Verilen Metin:
“Torba Yasaya Neden Karşı, Sendikalara Neden Tepkiliyiz?” – İşçi-Der
İŞÇİ-DER’in 24 Temmuz Perşembe günü gerçekleştirdiği yürüyüş sonrası Mecidiyeköy’de yapmış olduğu basın açıklaması. Torba yasanın içeriğini ve anlamını güzel ve net bir dille anlatıyor.
***
AK Parti’nin iki ilkesi vardı: Adalet ve Kalkınma. İktidar olduğu gün, çalışma hayatında Adalet’ten vazgeçti. Bunun yerine milyonlarca çalışanı güvencesiz, işyerlerini ise denetimsiz bir hale getirdi. Ucuz işgücüne dayalı, kölelikle yarışan, insanı meta olarak gören, kula kul eden “Esnek Çalışma Sistemini” uygulamaya soktu.

Verilen Görev 1: Girdilerin başından "97, 133, 111]" ifadesini içeren satıra kadar (iki uç da dahil) uzanan bölümü, "interactable" kelimesini her geçtiği yerde "clickable" ile değiştirerek yeniden yazınız. Geri kalan hiçbir şeyi değiştirmeyiniz.

Girdi Kümesi:
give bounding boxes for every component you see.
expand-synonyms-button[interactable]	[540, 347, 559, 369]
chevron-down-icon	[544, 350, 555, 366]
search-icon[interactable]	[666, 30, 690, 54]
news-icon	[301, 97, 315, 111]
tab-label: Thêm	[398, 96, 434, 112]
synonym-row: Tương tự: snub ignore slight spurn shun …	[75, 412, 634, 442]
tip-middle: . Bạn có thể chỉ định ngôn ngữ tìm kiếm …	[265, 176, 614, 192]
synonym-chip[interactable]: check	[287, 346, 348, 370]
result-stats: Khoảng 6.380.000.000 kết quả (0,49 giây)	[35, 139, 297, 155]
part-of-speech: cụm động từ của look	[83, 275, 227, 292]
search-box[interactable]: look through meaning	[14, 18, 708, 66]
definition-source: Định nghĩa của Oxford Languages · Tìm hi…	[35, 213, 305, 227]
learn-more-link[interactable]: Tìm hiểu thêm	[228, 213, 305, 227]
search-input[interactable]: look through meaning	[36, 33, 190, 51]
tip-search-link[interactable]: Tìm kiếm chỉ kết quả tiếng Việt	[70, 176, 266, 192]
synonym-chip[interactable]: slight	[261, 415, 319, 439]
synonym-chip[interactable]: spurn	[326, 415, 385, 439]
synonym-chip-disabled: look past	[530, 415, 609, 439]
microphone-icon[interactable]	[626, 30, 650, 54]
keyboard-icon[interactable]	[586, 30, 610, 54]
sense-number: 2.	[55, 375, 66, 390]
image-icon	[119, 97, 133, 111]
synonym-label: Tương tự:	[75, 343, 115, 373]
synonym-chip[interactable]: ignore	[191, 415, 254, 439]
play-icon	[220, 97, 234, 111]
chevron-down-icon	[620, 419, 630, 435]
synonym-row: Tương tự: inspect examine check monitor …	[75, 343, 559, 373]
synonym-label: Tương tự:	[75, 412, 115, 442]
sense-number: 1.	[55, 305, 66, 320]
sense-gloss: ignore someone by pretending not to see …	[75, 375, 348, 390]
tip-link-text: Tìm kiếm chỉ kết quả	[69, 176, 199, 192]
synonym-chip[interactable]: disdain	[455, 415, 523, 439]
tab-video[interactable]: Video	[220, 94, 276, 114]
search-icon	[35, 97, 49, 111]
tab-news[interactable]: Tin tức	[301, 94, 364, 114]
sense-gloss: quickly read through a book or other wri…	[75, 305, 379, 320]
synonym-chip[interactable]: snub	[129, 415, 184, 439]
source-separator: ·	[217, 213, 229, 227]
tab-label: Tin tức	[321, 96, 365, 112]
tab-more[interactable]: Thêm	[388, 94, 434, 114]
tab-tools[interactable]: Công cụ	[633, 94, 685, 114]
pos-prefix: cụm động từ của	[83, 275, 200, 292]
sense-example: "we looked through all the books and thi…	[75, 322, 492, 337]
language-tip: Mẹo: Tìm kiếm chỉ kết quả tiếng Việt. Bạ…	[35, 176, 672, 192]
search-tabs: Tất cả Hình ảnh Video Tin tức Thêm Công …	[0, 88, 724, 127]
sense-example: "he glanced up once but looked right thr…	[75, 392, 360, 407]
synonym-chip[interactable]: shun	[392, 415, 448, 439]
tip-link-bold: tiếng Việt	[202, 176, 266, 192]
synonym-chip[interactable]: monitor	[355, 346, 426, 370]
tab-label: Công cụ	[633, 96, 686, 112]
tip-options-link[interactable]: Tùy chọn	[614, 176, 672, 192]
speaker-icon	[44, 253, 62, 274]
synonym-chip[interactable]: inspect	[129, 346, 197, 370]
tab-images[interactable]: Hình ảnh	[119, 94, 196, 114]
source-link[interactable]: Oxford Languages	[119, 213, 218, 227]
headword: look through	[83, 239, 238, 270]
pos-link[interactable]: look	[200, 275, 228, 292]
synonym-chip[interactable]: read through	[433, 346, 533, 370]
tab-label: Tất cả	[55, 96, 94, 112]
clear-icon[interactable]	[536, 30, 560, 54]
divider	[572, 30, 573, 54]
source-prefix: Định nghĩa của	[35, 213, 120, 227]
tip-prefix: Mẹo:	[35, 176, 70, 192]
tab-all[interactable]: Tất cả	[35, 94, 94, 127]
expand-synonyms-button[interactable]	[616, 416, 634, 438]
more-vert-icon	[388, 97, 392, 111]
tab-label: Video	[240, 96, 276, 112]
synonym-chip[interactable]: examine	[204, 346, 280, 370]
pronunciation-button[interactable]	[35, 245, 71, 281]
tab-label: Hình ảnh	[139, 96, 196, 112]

Verilen Görev 2:
Verilen metne göre aşağıdaki soruları yanıtlayınız:
(a) İŞÇİ-DER'in yürüyüşü hangi gün gerçekleştirildi?
(b) Basın açıklaması nerede yapıldı?
(c) AK Parti'nin iki ilkesi nelerdir?

Doğru Çıktı 1:
give bounding boxes for every component you see.
expand-synonyms-button[clickable]	[540, 347, 559, 369]
chevron-down-icon	[544, 350, 555, 366]
search-icon[clickable]	[666, 30, 690, 54]
news-icon	[301, 97, 315, 111]
tab-label: Thêm	[398, 96, 434, 112]
synonym-row: Tương tự: snub ignore slight spurn shun …	[75, 412, 634, 442]
tip-middle: . Bạn có thể chỉ định ngôn ngữ tìm kiếm …	[265, 176, 614, 192]
synonym-chip[clickable]: check	[287, 346, 348, 370]
result-stats: Khoảng 6.380.000.000 kết quả (0,49 giây)	[35, 139, 297, 155]
part-of-speech: cụm động từ của look	[83, 275, 227, 292]
search-box[clickable]: look through meaning	[14, 18, 708, 66]
definition-source: Định nghĩa của Oxford Languages · Tìm hi…	[35, 213, 305, 227]
learn-more-link[clickable]: Tìm hiểu thêm	[228, 213, 305, 227]
search-input[clickable]: look through meaning	[36, 33, 190, 51]
tip-search-link[clickable]: Tìm kiếm chỉ kết quả tiếng Việt	[70, 176, 266, 192]
synonym-chip[clickable]: slight	[261, 415, 319, 439]
synonym-chip[clickable]: spurn	[326, 415, 385, 439]
synonym-chip-disabled: look past	[530, 415, 609, 439]
microphone-icon[clickable]	[626, 30, 650, 54]
keyboard-icon[clickable]	[586, 30, 610, 54]
sense-number: 2.	[55, 375, 66, 390]
image-icon	[119, 97, 133, 111]

Doğru Çıktı 2:
(a) 24 Temmuz Perşembe günü.
(b) Mecidiyeköy'de.
(c) Adalet ve Kalkınma.